[Given exercise] Copy the line with "Read out every word on this page." and all lines following it through the last line of the entries, exactly as written.

[Records provided]

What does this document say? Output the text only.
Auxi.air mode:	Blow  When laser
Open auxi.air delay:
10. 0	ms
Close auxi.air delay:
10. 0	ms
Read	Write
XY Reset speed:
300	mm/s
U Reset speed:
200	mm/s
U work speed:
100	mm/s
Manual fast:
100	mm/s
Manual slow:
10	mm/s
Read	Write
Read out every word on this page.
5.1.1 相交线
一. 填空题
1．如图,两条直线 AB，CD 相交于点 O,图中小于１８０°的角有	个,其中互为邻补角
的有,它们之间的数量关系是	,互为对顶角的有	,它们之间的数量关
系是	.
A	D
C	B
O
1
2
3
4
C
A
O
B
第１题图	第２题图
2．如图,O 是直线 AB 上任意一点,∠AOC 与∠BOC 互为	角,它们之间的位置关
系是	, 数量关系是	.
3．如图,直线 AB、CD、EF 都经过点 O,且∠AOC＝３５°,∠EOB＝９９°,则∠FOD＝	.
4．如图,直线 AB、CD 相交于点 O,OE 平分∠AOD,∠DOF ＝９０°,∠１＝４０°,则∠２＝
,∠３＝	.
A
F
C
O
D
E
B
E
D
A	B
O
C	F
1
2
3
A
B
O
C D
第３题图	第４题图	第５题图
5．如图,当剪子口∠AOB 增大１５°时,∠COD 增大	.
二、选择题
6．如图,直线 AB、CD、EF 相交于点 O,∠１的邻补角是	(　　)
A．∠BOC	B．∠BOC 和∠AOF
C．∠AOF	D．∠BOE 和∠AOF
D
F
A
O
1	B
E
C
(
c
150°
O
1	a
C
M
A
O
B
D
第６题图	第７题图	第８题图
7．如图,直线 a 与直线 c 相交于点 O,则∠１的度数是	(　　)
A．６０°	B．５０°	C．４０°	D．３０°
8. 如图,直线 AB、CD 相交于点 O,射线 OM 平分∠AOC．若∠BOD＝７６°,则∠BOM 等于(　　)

[Correct answer]
Read out every word on this page.
5.1.1 相交线
一. 填空题
1．如图,两条直线 AB，CD 相交于点 O,图中小于１８０°的角有	个,其中互为邻补角
的有,它们之间的数量关系是	,互为对顶角的有	,它们之间的数量关
系是	.
A	D
C	B
O
1
2
3
4
C
A
O
B
第１题图	第２题图
2．如图,O 是直线 AB 上任意一点,∠AOC 与∠BOC 互为	角,它们之间的位置关
系是	, 数量关系是	.
3．如图,直线 AB、CD、EF 都经过点 O,且∠AOC＝３５°,∠EOB＝９９°,则∠FOD＝	.
4．如图,直线 AB、CD 相交于点 O,OE 平分∠AOD,∠DOF ＝９０°,∠１＝４０°,则∠２＝
,∠３＝	.
A
F
C
O
D
E
B
E
D
A	B
O
C	F
1
2
3
A
B
O
C D
第３题图	第４题图	第５题图
5．如图,当剪子口∠AOB 增大１５°时,∠COD 增大	.
二、选择题
6．如图,直线 AB、CD、EF 相交于点 O,∠１的邻补角是	(　　)
A．∠BOC	B．∠BOC 和∠AOF
C．∠AOF	D．∠BOE 和∠AOF
D
F
A
O
1	B
E
C
(
c
150°
O
1	a
C
M
A
O
B
D
第６题图	第７题图	第８题图
7．如图,直线 a 与直线 c 相交于点 O,则∠１的度数是	(　　)
A．６０°	B．５０°	C．４０°	D．３０°
8. 如图,直线 AB、CD 相交于点 O,射线 OM 平分∠AOC．若∠BOD＝７６°,则∠BOM 等于(　　)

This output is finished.